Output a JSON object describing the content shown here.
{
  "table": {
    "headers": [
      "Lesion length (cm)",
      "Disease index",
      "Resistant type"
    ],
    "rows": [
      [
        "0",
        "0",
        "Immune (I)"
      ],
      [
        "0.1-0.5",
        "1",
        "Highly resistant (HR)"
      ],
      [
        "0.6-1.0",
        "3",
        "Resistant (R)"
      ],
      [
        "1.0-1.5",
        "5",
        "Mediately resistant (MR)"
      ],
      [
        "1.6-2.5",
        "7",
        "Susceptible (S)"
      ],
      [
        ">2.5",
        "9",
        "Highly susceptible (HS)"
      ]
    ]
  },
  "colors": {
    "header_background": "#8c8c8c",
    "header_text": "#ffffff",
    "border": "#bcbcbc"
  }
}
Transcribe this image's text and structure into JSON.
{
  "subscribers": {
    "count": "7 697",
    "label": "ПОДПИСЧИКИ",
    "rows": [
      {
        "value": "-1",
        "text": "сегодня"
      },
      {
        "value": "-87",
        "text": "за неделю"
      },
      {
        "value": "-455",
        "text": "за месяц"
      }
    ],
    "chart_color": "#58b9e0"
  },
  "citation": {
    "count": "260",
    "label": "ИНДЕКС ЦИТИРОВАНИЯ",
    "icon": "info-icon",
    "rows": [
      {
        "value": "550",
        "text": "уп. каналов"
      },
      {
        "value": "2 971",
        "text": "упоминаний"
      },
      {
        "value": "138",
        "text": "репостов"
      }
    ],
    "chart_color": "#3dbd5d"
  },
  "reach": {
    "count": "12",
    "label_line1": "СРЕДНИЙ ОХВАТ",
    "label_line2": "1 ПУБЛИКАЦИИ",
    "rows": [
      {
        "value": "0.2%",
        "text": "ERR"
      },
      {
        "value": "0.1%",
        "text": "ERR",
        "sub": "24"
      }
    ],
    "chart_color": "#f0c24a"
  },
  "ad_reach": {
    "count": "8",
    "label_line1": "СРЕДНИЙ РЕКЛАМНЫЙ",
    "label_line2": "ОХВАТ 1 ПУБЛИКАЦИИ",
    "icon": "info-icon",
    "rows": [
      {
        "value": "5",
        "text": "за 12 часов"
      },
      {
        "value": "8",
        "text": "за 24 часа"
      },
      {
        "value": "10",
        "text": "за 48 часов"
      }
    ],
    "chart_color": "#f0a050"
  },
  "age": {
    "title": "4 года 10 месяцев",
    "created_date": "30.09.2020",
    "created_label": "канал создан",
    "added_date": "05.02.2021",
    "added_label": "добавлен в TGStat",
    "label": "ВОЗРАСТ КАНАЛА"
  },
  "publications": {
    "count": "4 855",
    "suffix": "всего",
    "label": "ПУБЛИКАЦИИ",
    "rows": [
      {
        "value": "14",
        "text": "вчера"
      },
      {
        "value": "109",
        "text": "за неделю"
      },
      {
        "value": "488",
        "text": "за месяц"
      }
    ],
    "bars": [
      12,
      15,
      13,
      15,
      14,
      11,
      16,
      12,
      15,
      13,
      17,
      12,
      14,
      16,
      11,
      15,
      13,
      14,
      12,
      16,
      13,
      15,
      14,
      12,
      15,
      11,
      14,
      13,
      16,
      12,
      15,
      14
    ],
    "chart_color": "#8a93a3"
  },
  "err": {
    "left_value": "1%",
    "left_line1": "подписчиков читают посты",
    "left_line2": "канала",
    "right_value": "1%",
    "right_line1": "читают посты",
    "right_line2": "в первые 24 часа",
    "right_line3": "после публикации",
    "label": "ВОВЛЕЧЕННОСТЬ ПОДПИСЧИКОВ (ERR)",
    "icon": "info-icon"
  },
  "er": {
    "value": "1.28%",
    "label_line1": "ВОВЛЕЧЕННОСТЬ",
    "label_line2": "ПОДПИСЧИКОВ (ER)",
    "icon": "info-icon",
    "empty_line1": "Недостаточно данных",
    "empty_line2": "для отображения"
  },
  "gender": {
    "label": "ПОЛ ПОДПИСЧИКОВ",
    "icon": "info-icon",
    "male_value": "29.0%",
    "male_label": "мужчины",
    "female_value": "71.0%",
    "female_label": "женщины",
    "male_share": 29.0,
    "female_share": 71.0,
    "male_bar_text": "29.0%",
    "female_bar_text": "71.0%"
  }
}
----
* [BRIEF] Write out the material from the first line to the last, exactly.

* [RESPONSE TO THE TASK]
Output a JSON object describing the content shown here.
{
  "table": {
    "headers": [
      "Lesion length (cm)",
      "Disease index",
      "Resistant type"
    ],
    "rows": [
      [
        "0",
        "0",
        "Immune (I)"
      ],
      [
        "0.1-0.5",
        "1",
        "Highly resistant (HR)"
      ],
      [
        "0.6-1.0",
        "3",
        "Resistant (R)"
      ],
      [
        "1.0-1.5",
        "5",
        "Mediately resistant (MR)"
      ],
      [
        "1.6-2.5",
        "7",
        "Susceptible (S)"
      ],
      [
        ">2.5",
        "9",
        "Highly susceptible (HS)"
      ]
    ]
  },
  "colors": {
    "header_background": "#8c8c8c",
    "header_text": "#ffffff",
    "border": "#bcbcbc"
  }
}
Transcribe this image's text and structure into JSON.
{
  "subscribers": {
    "count": "7 697",
    "label": "ПОДПИСЧИКИ",
    "rows": [
      {
        "value": "-1",
        "text": "сегодня"
      },
      {
        "value": "-87",
        "text": "за неделю"
      },
      {
        "value": "-455",
        "text": "за месяц"
      }
    ],
    "chart_color": "#58b9e0"
  },
  "citation": {
    "count": "260",
    "label": "ИНДЕКС ЦИТИРОВАНИЯ",
    "icon": "info-icon",
    "rows": [
      {
        "value": "550",
        "text": "уп. каналов"
      },
      {
        "value": "2 971",
        "text": "упоминаний"
      },
      {
        "value": "138",
        "text": "репостов"
      }
    ],
    "chart_color": "#3dbd5d"
  },
  "reach": {
    "count": "12",
    "label_line1": "СРЕДНИЙ ОХВАТ",
    "label_line2": "1 ПУБЛИКАЦИИ",
    "rows": [
      {
        "value": "0.2%",
        "text": "ERR"
      },
      {
        "value": "0.1%",
        "text": "ERR",
        "sub": "24"
      }
    ],
    "chart_color": "#f0c24a"
  },
  "ad_reach": {
    "count": "8",
    "label_line1": "СРЕДНИЙ РЕКЛАМНЫЙ",
    "label_line2": "ОХВАТ 1 ПУБЛИКАЦИИ",
    "icon": "info-icon",
    "rows": [
      {
        "value": "5",
        "text": "за 12 часов"
      },
      {
        "value": "8",
        "text": "за 24 часа"
      },
      {
        "value": "10",
        "text": "за 48 часов"
      }
    ],
    "chart_color": "#f0a050"
  },
  "age": {
    "title": "4 года 10 месяцев",
    "created_date": "30.09.2020",
    "created_label": "канал создан",
    "added_date": "05.02.2021",
    "added_label": "добавлен в TGStat",
    "label": "ВОЗРАСТ КАНАЛА"
  },
  "publications": {
    "count": "4 855",
    "suffix": "всего",
    "label": "ПУБЛИКАЦИИ",
    "rows": [
      {
        "value": "14",
        "text": "вчера"
      },
      {
        "value": "109",
        "text": "за неделю"
      },
      {
        "value": "488",
        "text": "за месяц"
      }
    ],
    "bars": [
      12,
      15,
      13,
      15,
      14,
      11,
      16,
      12,
      15,
      13,
      17,
      12,
      14,
      16,
      11,
      15,
      13,
      14,
      12,
      16,
      13,
      15,
      14,
      12,
      15,
      11,
      14,
      13,
      16,
      12,
      15,
      14
    ],
    "chart_color": "#8a93a3"
  },
  "err": {
    "left_value": "1%",
    "left_line1": "подписчиков читают посты",
    "left_line2": "канала",
    "right_value": "1%",
    "right_line1": "читают посты",
    "right_line2": "в первые 24 часа",
    "right_line3": "после публикации",
    "label": "ВОВЛЕЧЕННОСТЬ ПОДПИСЧИКОВ (ERR)",
    "icon": "info-icon"
  },
  "er": {
    "value": "1.28%",
    "label_line1": "ВОВЛЕЧЕННОСТЬ",
    "label_line2": "ПОДПИСЧИКОВ (ER)",
    "icon": "info-icon",
    "empty_line1": "Недостаточно данных",
    "empty_line2": "для отображения"
  },
  "gender": {
    "label": "ПОЛ ПОДПИСЧИКОВ",
    "icon": "info-icon",
    "male_value": "29.0%",
    "male_label": "мужчины",
    "female_value": "71.0%",
    "female_label": "женщины",
    "male_share": 29.0,
    "female_share": 71.0,
    "male_bar_text": "29.0%",
    "female_bar_text": "71.0%"
  }
}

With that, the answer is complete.